Description of the task => Reproduce the passage on application lifecycle management below, without alteration, everything from "Where our team" down to "IBM’s Syed Raza.".

Extracted text =>
^^^^
Where our team of guest writers discuss what they think about the current trends and issues.

Application lifecycle management (ALM) looks at the process of delivering software as a continuously repeating cycle of inter-related steps. Amongst its benefits, proponents claim, is increased productivity and quality, accelerated development and cuts in maintenance time. Are these goals of a successful ALM producer? CXO asks Borland’s Andy Seager and IBM’s Syed Raza.
CXO. How does ALM become a competitive differentiator organisations?
Andy Seager. Done properly, ALM allows organisations to realise the true benefit of software within their business. ALM is about people and processes, underpinned by tooling that manages effective, on time delivery of software projects. This ultimately allows organisations to capitalise on market opportunity and drive customer loyalty – a competitive edge that most companies seek. Today, roughly 40% of software spend is consumed on re-work resulting from badly specified requirements and defects. Whether it’s your software quality process, traceability between ALM artefacts or a lack of visibility into your various process areas, combined together these contribute to the negative headlines that surround IT failure. ALM directly addresses these concerns and helps organisations to transform software delivery into a managed and predictable business process. By supporting ‘Open ALM’, Borland seeks to embrace a pragmatic approach to ALM where organisations have the choice in platform and processes they wish to improve.
^^^^
Layout annotation data
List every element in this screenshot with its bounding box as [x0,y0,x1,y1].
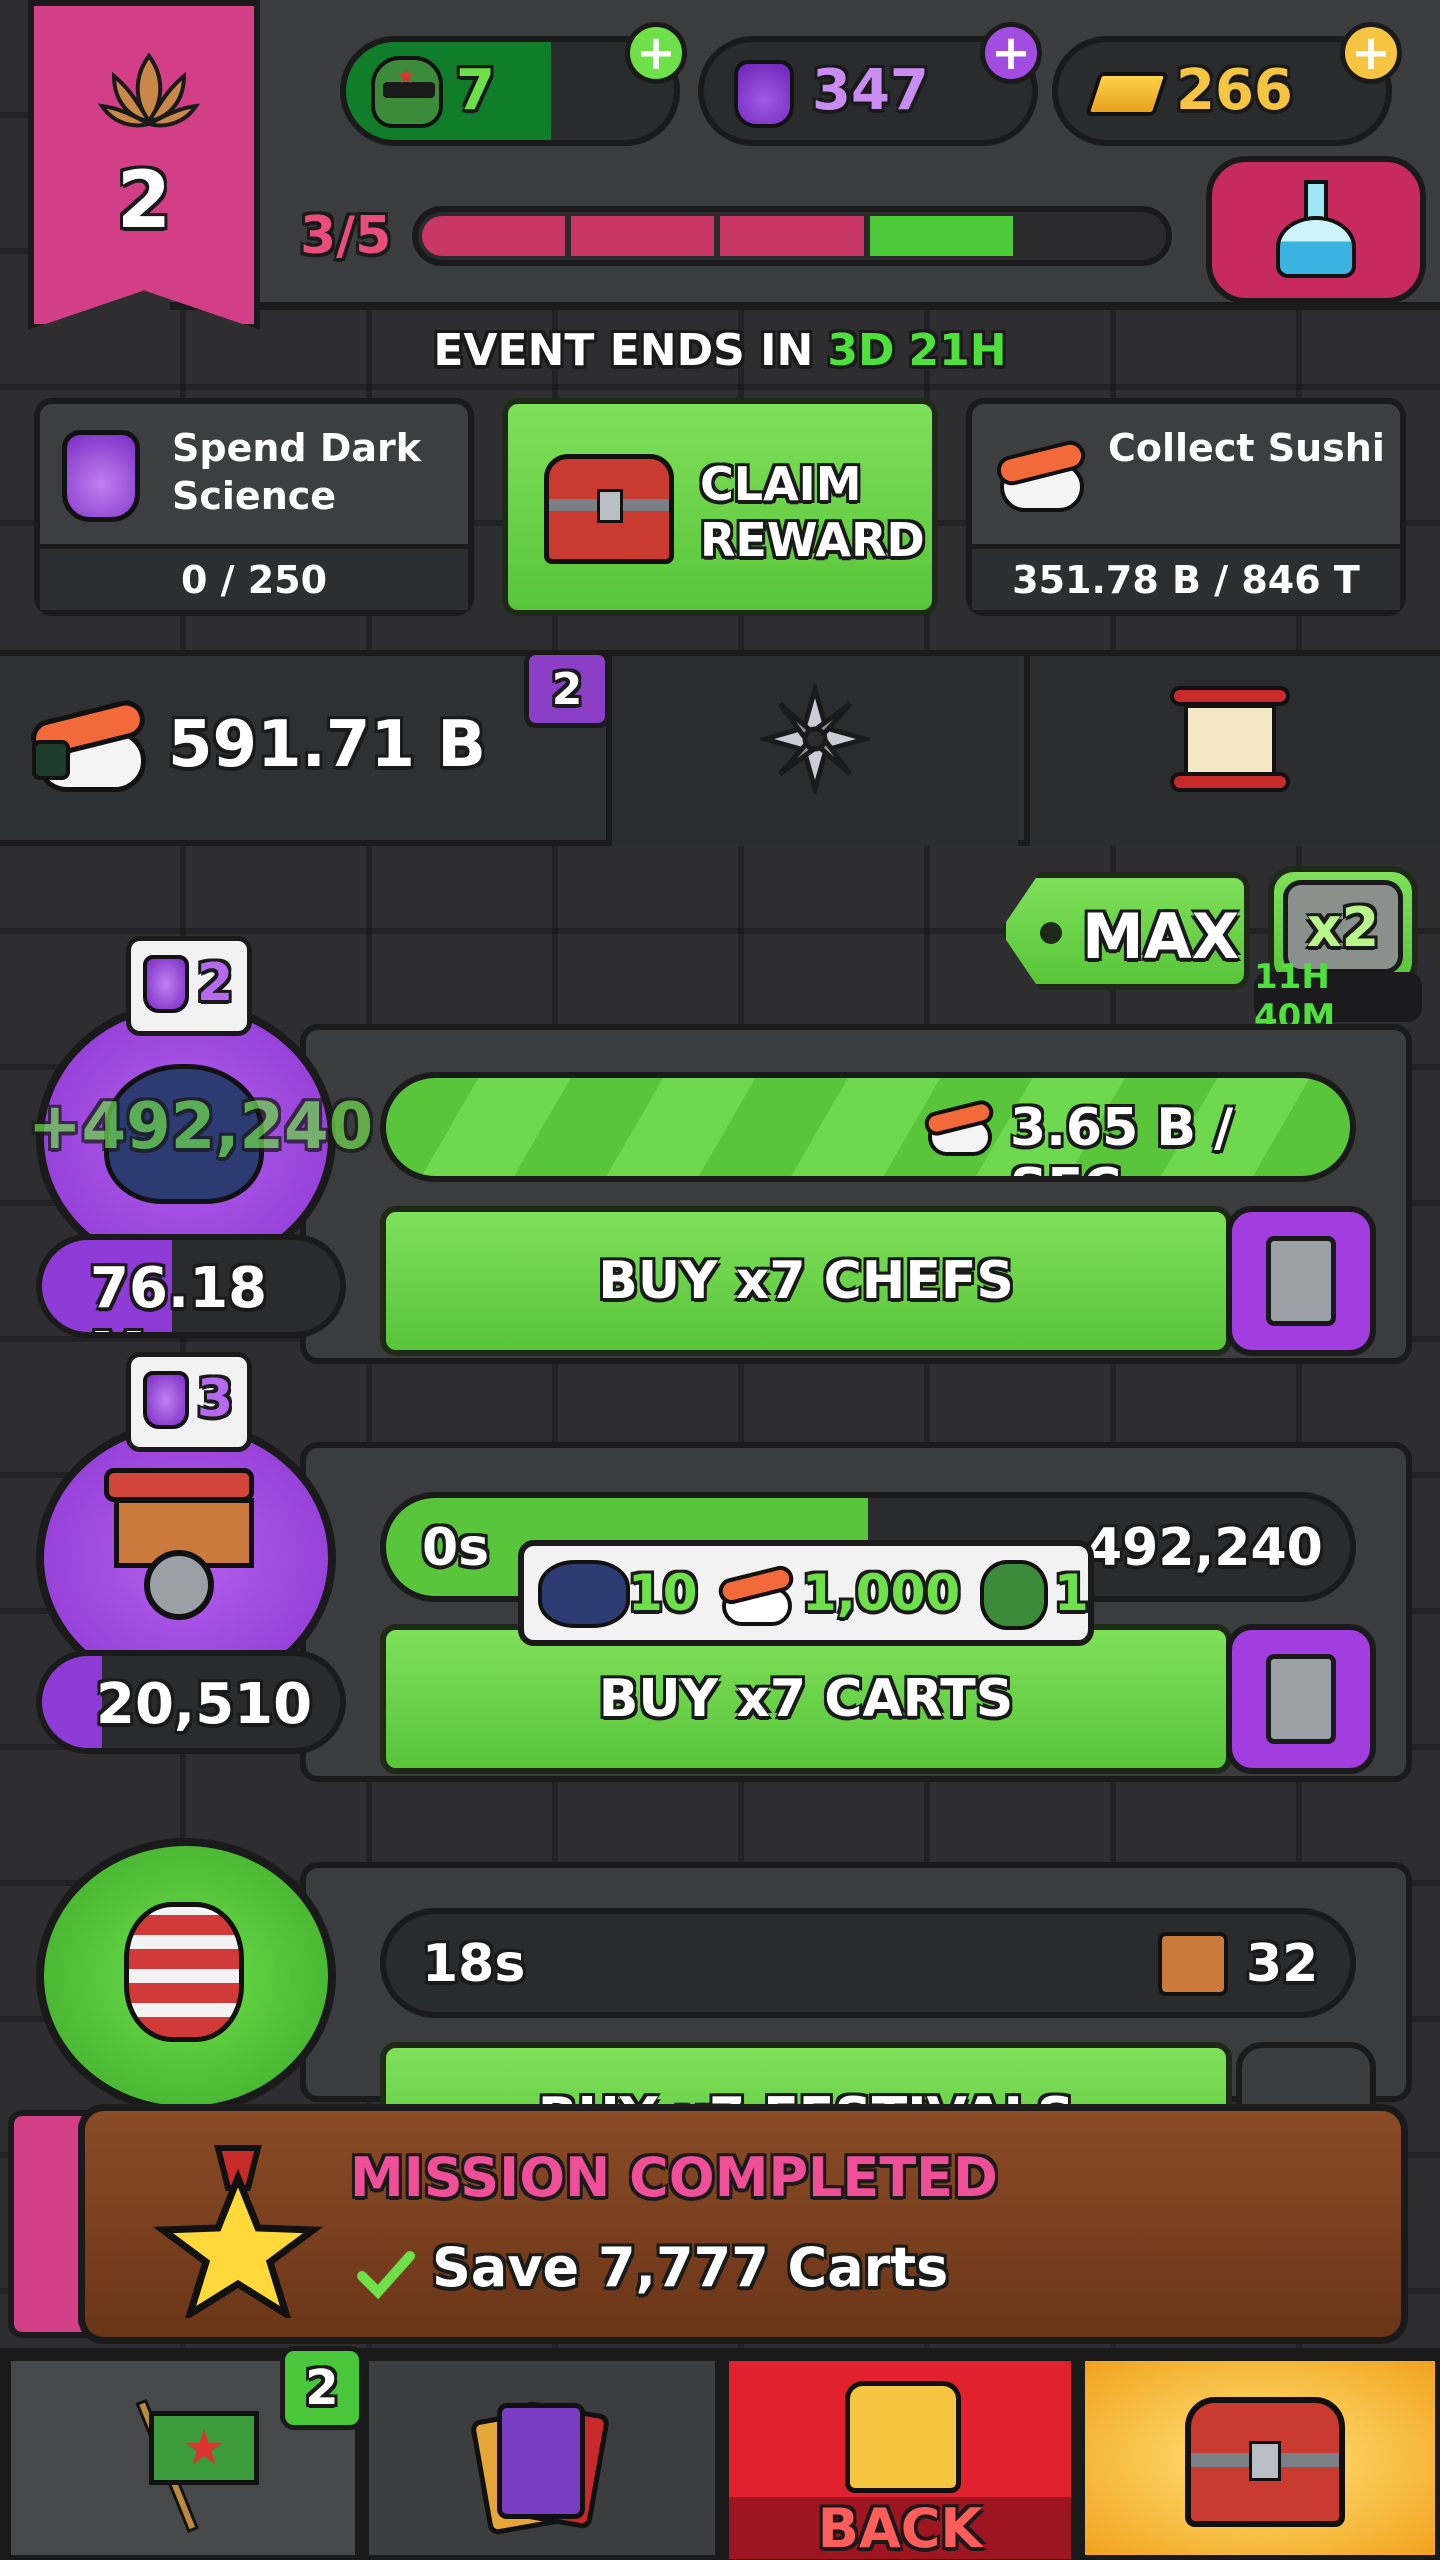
nav-back-button[interactable]: BACK [724,2356,1076,2560]
mission-banner-text: Save 7,777 Carts [432,2236,949,2299]
add-ninja-button[interactable]: + [625,22,687,84]
chef-rate-bar: 3.65 B / SEC [380,1072,1356,1182]
buy-carts-label: BUY x7 CARTS [598,1669,1014,1729]
gold-bars-icon [1084,72,1170,116]
potion-jar-icon [143,955,189,1013]
fist-icon [845,2381,961,2493]
lotus-icon [94,46,204,136]
add-dark-science-button[interactable]: + [980,22,1042,84]
cart-cost-tooltip: 10 1,000 1 [518,1540,1094,1646]
progress-segment [720,216,864,256]
science-button[interactable] [1206,156,1426,304]
event-timer-label: EVENT ENDS IN [433,324,814,376]
cart-manager-button[interactable] [1226,1624,1376,1774]
potion-jar-icon [143,1371,189,1429]
festival-timer-bar: 18s 32 [380,1908,1356,2018]
event-timer-days: 3D [827,324,895,376]
chef-manager-button[interactable] [1226,1206,1376,1356]
cart-timer-value: 0s [422,1518,490,1578]
claim-reward-label: CLAIM REWARD [700,457,925,567]
treasure-chest-icon [544,454,674,564]
boost-timer: 11H 40M [1254,957,1422,1037]
sushi-icon [26,690,156,800]
cart-cost-value: 3 [197,1369,234,1429]
chef-owned-value: 76.18 M [90,1256,268,1332]
event-timer-hours: 21H [908,324,1007,376]
chef-cost-value: 2 [197,953,234,1013]
buy-mode-button[interactable]: MAX [1000,872,1250,990]
chef-cost-badge: 2 [126,936,252,1036]
mission-title: Spend Dark Science [172,426,422,518]
scroll-icon [1170,686,1290,796]
checkmark-icon [356,2244,416,2304]
tooltip-ninja-cost: 1 [1054,1564,1089,1622]
progress-segment [869,216,1013,256]
flag-icon: ★ [121,2398,271,2541]
lantern-icon [124,1902,244,2042]
nav-badge: 2 [280,2346,364,2430]
food-cart-icon [1158,1932,1228,1996]
festival-timer-value: 18s [422,1934,526,1994]
buy-chefs-label: BUY x7 CHEFS [598,1251,1014,1311]
shuriken-icon [755,679,875,799]
mission-banner-tab [8,2110,88,2338]
buy-carts-button[interactable]: BUY x7 CARTS [380,1624,1232,1774]
tooltip-sushi-cost: 1,000 [802,1564,961,1622]
sushi-icon [715,1560,800,1630]
level-number: 2 [116,156,172,246]
buy-chefs-button[interactable]: BUY x7 CHEFS [380,1206,1232,1356]
level-progress-bar [412,206,1172,266]
cart-owned: 20,510 [36,1650,346,1754]
card-icon [1266,1654,1336,1744]
festival-avatar[interactable] [36,1838,336,2114]
ninja-head-icon [980,1560,1048,1630]
treasure-chest-icon [1185,2397,1345,2527]
ninja-head-icon: ★ [371,56,443,128]
mission-title: Collect Sushi [1108,426,1385,470]
mission-banner-title: MISSION COMPLETED [350,2146,998,2209]
sushi-icon [992,437,1092,520]
add-gold-button[interactable]: + [1340,22,1402,84]
level-ribbon[interactable]: 2 [28,0,260,330]
gold-count: 266 [1176,58,1293,123]
potion-jar-icon [734,60,794,128]
nav-chest-tab[interactable] [1080,2356,1440,2560]
flask-icon [1276,180,1356,280]
sushi-icon [922,1096,998,1160]
event-timer: EVENT ENDS IN 3D 21H [0,318,1440,382]
card-stack-icon [469,2397,611,2537]
progress-segment [422,216,566,256]
mission-banner[interactable]: MISSION COMPLETED Save 7,777 Carts [8,2104,1408,2344]
potion-jar-icon [62,430,140,522]
progress-segment [571,216,715,256]
mission-progress: 351.78 B / 846 T [972,544,1400,610]
mission-progress: 0 / 250 [40,544,468,610]
level-progress-label: 3/5 [300,206,392,266]
chef-rate-value: 3.65 B / SEC [1010,1098,1234,1176]
chef-gain-popup: +492,240 [28,1090,374,1164]
buy-mode-label: MAX [1082,900,1240,973]
food-cart-icon [94,1468,274,1620]
mission-card-spend[interactable]: Spend Dark Science 0 / 250 [34,398,474,616]
card-icon [1266,1236,1336,1326]
tab-badge: 2 [524,650,610,728]
dark-science-count: 347 [812,58,929,123]
mission-card-collect[interactable]: Collect Sushi 351.78 B / 846 T [966,398,1406,616]
cart-produces-value: 492,240 [1086,1518,1323,1578]
festival-produces-value: 32 [1246,1934,1319,1994]
sushi-total: 591.71 B [168,708,487,782]
nav-back-label: BACK [729,2497,1071,2560]
star-medal-icon [148,2138,328,2322]
ninja-token-count: 7 [456,58,495,123]
chef-owned: 76.18 M [36,1234,346,1338]
chef-hat-icon [538,1560,630,1628]
cart-cost-badge: 3 [126,1352,252,1452]
progress-segment [1019,216,1162,256]
tooltip-chefs-cost: 10 [628,1564,698,1622]
nav-cards-tab[interactable] [364,2356,720,2560]
claim-reward-button[interactable]: CLAIM REWARD [502,398,938,616]
cart-owned-value: 20,510 [96,1672,313,1737]
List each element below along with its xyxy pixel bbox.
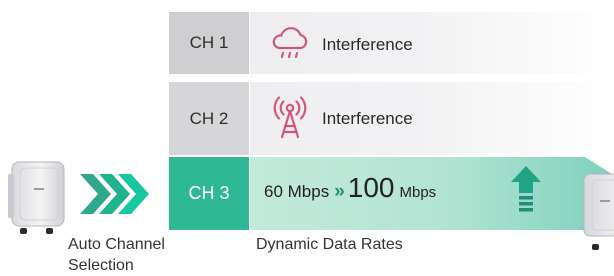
rate-chevron-icon: »	[334, 181, 344, 202]
interference-label-ch1: Interference	[322, 35, 413, 54]
radio-tower-icon	[273, 96, 307, 139]
rate-from-value: 60 Mbps	[264, 182, 330, 201]
caption-dynamic-data-rates: Dynamic Data Rates	[256, 236, 403, 253]
up-arrow-icon	[511, 166, 541, 212]
caption-auto-channel-selection: Auto Channel Selection	[68, 236, 165, 274]
channel-label-ch3: CH 3	[169, 157, 249, 230]
channel-label-ch1: CH 1	[169, 12, 249, 74]
cloud-rain-icon	[272, 27, 308, 59]
channel-label-ch2: CH 2	[169, 82, 249, 155]
forward-chevrons-icon	[80, 174, 149, 214]
outdoor-radio-device-right	[583, 173, 614, 250]
interference-label-ch2: Interference	[322, 109, 413, 128]
data-rate-row: 60 Mbps » 100 Mbps	[264, 172, 436, 220]
rate-to-value: 100	[347, 172, 395, 203]
outdoor-radio-device-left	[8, 161, 65, 234]
rate-to-unit: Mbps	[399, 184, 437, 201]
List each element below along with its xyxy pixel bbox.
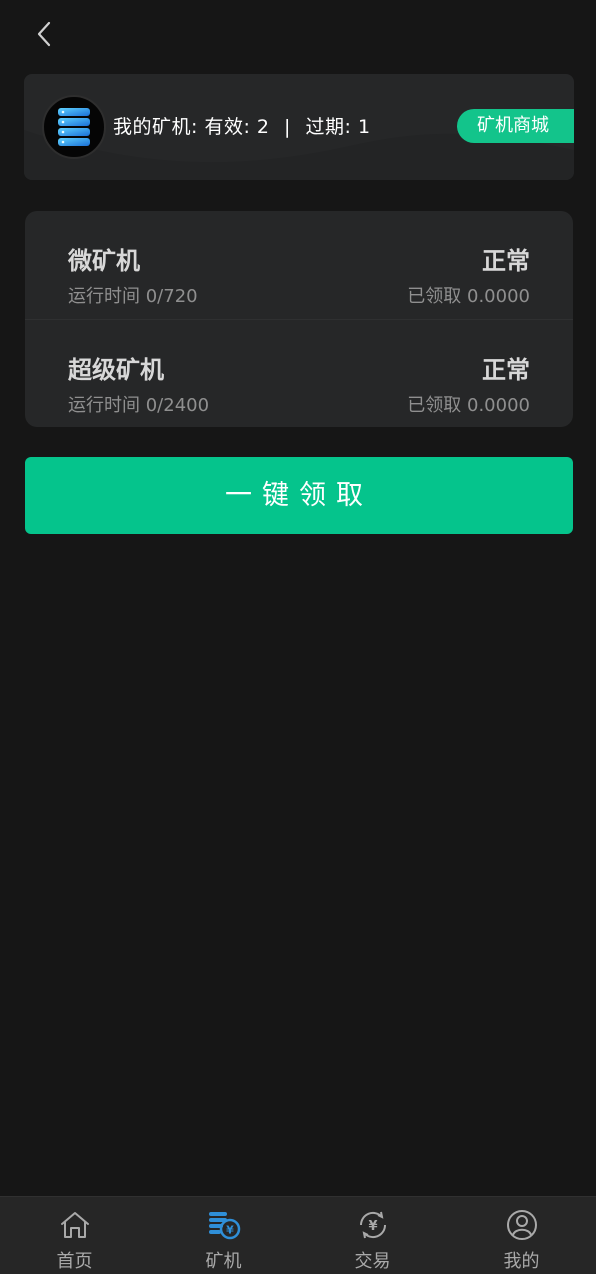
valid-count: 2 [256,116,270,138]
miner-claimed: 已领取 0.0000 [407,395,530,416]
expired-label: 过期: [305,116,352,138]
tab-miner[interactable]: ¥ 矿机 [149,1197,298,1274]
miner-mall-button[interactable]: 矿机商城 [457,109,574,143]
home-icon [57,1207,93,1243]
tab-label: 首页 [56,1251,93,1272]
svg-text:¥: ¥ [368,1219,377,1234]
chevron-left-icon [37,21,51,47]
tab-exchange[interactable]: ¥ 交易 [298,1197,447,1274]
miner-runtime: 运行时间 0/2400 [68,395,210,416]
miner-status: 正常 [482,247,530,275]
user-icon [504,1207,540,1243]
svg-text:¥: ¥ [226,1224,234,1237]
miner-avatar [42,95,106,159]
miner-item-super: 超级矿机 正常 运行时间 0/2400 已领取 0.0000 [25,319,573,427]
miner-list: 微矿机 正常 运行时间 0/720 已领取 0.0000 超级矿机 正常 运行时… [25,211,573,427]
miner-claimed: 已领取 0.0000 [407,286,530,307]
miner-item-micro: 微矿机 正常 运行时间 0/720 已领取 0.0000 [25,211,573,319]
miner-icon: ¥ [206,1207,242,1243]
tab-label: 矿机 [205,1251,242,1272]
miner-status: 正常 [482,356,530,384]
expired-count: 1 [357,116,371,138]
summary-label: 我的矿机: [113,116,198,138]
summary-separator: | [284,116,291,138]
tab-home[interactable]: 首页 [0,1197,149,1274]
tab-mine[interactable]: 我的 [447,1197,596,1274]
server-stack-icon [58,108,90,146]
back-button[interactable] [28,18,60,50]
miner-name: 超级矿机 [68,356,164,384]
claim-all-button[interactable]: 一键领取 [25,457,573,534]
tab-label: 交易 [354,1251,391,1272]
miner-summary-text: 我的矿机: 有效: 2 | 过期: 1 [113,112,371,139]
exchange-icon: ¥ [355,1207,391,1243]
miner-page: 我的矿机: 有效: 2 | 过期: 1 矿机商城 微矿机 正常 运行时间 0/7… [0,0,596,1274]
miner-name: 微矿机 [68,247,140,275]
valid-label: 有效: [204,116,251,138]
miner-runtime: 运行时间 0/720 [68,286,198,307]
tab-label: 我的 [503,1251,540,1272]
bottom-tab-bar: 首页 ¥ 矿机 ¥ 交易 我的 [0,1196,596,1274]
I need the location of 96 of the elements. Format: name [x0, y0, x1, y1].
^^^^
Task result =>
Where our team of guest writers discuss what they think about the current trends and issues.

Application lifecycle management (ALM) looks at the process of delivering software as a continuously repeating cycle of inter-related steps. Amongst its benefits, proponents claim, is increased productivity and quality, accelerated development and cuts in maintenance time. Are these goals of a successful ALM producer? CXO asks Borland’s Andy Seager and IBM’s Syed Raza.